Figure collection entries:
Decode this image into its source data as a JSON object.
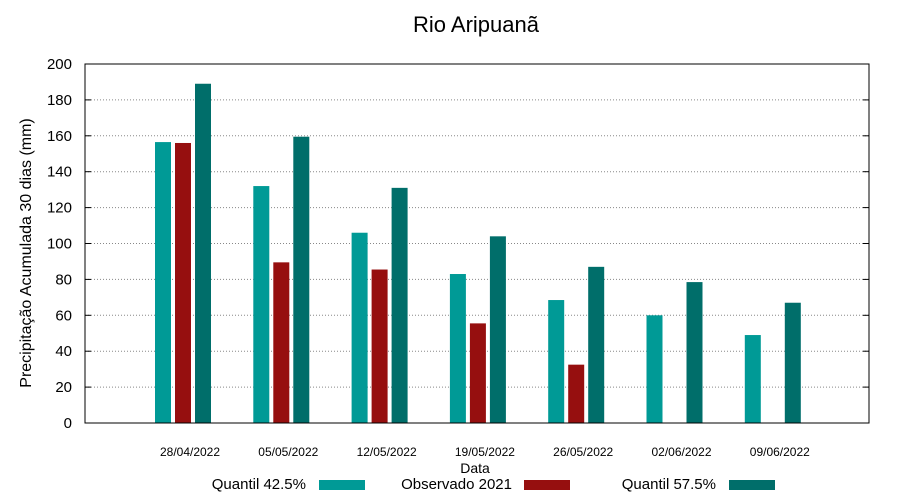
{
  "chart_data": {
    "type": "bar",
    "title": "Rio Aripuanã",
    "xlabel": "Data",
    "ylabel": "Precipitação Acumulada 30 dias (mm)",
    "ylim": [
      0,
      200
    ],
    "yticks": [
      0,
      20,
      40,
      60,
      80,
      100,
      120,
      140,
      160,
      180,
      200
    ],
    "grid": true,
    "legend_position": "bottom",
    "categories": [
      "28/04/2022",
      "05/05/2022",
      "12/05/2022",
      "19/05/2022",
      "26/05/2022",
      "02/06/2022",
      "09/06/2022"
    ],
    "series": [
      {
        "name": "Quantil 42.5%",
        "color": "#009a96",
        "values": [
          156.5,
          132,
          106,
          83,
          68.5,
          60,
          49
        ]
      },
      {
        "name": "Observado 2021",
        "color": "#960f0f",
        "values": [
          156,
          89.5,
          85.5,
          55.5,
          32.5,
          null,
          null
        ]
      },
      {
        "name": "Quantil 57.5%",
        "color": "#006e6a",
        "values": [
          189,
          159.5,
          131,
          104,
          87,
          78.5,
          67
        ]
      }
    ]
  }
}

--

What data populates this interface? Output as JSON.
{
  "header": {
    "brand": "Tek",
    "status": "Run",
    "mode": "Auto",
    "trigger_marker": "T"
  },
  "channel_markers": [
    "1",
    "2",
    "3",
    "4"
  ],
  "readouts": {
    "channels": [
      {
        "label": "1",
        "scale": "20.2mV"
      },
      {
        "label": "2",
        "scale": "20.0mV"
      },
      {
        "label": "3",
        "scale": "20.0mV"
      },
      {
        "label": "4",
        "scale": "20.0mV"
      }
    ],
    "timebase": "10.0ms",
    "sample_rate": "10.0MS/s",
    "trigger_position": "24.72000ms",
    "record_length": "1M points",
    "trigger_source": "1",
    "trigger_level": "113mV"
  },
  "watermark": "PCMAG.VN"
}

• [Exercise description]: Check each line of the data above for the word "name" and say how many lines contain it, giving nothing besides the number.

• [Response to the exercise]: 3